***** Data provided *****

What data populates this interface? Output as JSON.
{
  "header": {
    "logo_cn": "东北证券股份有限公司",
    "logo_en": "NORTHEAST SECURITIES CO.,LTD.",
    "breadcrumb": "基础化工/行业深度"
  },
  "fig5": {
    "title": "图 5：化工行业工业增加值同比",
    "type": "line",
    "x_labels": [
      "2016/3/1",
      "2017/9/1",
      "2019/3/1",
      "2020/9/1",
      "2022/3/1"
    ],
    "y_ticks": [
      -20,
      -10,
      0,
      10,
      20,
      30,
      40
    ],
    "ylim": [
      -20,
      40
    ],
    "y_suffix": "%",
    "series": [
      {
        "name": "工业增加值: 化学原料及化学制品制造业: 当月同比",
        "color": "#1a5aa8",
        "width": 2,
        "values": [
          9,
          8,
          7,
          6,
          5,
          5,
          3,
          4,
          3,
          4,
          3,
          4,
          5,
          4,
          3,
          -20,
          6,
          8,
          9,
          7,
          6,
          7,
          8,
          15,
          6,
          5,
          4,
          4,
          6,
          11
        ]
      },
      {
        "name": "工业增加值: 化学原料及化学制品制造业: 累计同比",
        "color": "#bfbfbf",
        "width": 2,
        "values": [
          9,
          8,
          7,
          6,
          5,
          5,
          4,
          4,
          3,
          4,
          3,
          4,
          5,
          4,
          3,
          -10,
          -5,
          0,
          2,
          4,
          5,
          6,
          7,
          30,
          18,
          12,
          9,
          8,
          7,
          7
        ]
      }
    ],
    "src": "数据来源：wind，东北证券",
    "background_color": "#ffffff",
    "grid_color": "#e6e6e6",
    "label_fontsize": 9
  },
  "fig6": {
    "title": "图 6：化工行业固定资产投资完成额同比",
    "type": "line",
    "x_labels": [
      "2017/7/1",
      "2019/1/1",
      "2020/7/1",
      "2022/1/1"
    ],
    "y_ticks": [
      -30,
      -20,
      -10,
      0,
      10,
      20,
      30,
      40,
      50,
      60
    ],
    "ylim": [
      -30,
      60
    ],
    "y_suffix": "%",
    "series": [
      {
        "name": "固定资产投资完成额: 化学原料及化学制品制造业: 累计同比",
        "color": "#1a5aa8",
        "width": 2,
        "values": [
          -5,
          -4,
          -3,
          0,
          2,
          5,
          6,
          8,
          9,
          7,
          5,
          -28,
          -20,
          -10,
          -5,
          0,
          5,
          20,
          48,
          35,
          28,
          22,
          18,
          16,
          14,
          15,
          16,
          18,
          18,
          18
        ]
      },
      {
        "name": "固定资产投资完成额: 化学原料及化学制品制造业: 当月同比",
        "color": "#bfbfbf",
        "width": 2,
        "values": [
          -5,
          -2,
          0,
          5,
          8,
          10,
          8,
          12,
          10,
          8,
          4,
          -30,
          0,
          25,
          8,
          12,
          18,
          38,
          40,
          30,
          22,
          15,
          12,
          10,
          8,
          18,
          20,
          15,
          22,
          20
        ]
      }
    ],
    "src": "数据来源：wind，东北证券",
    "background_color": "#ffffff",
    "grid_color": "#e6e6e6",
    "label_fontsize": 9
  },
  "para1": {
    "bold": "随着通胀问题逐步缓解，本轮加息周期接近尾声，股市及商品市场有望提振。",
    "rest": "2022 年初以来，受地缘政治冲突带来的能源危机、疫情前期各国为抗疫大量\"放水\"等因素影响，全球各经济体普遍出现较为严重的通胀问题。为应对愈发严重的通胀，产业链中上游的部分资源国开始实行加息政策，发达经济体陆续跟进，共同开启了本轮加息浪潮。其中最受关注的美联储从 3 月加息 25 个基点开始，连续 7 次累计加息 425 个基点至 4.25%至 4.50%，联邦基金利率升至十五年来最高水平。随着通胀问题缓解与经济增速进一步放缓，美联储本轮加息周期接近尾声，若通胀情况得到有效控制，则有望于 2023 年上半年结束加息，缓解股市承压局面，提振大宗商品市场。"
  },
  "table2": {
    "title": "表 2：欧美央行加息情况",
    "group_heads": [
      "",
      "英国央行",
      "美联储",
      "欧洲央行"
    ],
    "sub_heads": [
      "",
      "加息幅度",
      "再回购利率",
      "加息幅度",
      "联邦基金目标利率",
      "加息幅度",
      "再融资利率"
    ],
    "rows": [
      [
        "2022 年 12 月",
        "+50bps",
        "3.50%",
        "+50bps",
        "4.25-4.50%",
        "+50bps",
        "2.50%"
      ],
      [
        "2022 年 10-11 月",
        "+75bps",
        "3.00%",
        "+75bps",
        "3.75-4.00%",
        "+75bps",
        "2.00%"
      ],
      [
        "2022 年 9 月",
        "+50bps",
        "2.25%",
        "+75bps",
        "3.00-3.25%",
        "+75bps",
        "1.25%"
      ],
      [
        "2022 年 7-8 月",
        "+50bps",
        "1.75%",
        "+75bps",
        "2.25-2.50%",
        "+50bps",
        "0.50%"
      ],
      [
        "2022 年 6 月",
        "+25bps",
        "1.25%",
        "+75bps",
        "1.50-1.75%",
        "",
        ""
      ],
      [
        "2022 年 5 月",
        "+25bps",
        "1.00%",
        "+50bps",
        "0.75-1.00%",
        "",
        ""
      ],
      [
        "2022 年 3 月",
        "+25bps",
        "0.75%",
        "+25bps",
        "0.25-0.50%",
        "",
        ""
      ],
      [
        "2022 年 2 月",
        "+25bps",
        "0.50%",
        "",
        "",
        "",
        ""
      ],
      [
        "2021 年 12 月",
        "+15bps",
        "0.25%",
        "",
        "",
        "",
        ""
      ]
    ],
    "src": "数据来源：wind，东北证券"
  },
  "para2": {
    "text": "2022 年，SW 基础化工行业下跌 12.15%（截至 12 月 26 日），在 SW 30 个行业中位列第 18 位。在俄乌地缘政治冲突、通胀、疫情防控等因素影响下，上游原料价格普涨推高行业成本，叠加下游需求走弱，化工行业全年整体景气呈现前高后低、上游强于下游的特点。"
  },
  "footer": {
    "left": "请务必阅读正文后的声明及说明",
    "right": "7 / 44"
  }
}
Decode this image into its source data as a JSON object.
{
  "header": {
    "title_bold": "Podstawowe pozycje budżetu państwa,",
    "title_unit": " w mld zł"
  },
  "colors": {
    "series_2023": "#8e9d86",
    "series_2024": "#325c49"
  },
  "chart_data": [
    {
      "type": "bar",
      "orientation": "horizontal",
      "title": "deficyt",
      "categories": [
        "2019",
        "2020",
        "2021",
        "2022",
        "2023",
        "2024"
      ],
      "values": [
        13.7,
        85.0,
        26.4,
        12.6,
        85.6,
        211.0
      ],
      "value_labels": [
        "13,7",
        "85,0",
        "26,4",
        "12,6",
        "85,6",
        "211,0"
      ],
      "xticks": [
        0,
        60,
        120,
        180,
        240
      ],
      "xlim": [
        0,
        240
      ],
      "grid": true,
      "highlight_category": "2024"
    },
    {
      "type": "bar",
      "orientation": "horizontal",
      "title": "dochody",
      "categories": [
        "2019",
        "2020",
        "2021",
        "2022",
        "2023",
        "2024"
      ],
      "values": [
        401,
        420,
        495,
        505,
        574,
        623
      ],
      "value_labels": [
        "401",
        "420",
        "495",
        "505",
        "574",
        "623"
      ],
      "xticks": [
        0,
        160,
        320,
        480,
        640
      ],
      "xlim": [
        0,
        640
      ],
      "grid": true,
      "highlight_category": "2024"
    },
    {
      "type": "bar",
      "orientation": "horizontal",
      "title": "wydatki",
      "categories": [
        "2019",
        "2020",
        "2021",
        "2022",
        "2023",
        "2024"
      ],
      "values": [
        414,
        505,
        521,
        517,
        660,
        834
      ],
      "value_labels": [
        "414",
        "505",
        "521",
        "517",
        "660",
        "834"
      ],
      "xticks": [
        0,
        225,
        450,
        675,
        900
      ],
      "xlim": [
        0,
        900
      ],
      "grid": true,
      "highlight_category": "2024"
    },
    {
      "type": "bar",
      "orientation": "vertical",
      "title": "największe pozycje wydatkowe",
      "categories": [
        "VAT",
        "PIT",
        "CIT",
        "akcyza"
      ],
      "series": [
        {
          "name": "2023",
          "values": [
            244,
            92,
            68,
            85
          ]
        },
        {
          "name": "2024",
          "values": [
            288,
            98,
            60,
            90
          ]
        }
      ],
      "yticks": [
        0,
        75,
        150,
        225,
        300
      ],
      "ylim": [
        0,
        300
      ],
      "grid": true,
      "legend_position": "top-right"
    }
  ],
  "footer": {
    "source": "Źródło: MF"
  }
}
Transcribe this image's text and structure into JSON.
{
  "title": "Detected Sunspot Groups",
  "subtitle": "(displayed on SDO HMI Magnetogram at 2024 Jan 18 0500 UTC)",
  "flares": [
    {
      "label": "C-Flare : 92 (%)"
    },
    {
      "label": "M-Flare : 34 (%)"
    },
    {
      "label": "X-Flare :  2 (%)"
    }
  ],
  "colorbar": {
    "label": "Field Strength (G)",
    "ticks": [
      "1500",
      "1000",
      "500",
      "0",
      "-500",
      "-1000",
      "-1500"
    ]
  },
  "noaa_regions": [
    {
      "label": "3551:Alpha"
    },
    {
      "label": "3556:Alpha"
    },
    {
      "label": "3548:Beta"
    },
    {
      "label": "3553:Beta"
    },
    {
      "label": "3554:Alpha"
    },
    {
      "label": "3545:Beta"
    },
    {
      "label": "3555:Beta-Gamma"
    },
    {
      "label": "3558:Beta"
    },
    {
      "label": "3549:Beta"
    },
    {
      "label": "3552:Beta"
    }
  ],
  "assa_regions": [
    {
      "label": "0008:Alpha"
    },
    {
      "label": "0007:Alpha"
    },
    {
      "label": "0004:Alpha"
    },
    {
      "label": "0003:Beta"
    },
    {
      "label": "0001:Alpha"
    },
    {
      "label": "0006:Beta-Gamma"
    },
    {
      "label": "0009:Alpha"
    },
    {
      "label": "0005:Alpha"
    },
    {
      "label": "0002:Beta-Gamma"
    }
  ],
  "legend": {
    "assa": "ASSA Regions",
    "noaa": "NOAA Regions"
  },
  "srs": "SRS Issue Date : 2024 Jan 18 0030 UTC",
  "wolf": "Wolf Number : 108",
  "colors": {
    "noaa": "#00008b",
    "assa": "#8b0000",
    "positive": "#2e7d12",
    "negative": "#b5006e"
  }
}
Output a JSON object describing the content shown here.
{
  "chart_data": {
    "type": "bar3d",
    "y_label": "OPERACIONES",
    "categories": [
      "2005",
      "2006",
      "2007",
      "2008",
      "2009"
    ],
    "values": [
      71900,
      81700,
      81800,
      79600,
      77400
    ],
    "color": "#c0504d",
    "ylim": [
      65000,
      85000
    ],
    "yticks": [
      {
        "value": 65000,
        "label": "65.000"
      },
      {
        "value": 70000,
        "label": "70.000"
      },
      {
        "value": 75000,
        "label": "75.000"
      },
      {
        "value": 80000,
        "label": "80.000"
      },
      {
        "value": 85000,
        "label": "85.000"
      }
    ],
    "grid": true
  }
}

*****

#### Problem statement:
Exactly as written, give the line containing "Output a JSON" and all remaining lines of the records.

#### Solution below:
Output a JSON object describing the content shown here.
{
  "chart_data": {
    "type": "bar3d",
    "y_label": "OPERACIONES",
    "categories": [
      "2005",
      "2006",
      "2007",
      "2008",
      "2009"
    ],
    "values": [
      71900,
      81700,
      81800,
      79600,
      77400
    ],
    "color": "#c0504d",
    "ylim": [
      65000,
      85000
    ],
    "yticks": [
      {
        "value": 65000,
        "label": "65.000"
      },
      {
        "value": 70000,
        "label": "70.000"
      },
      {
        "value": 75000,
        "label": "75.000"
      },
      {
        "value": 80000,
        "label": "80.000"
      },
      {
        "value": 85000,
        "label": "85.000"
      }
    ],
    "grid": true
  }
}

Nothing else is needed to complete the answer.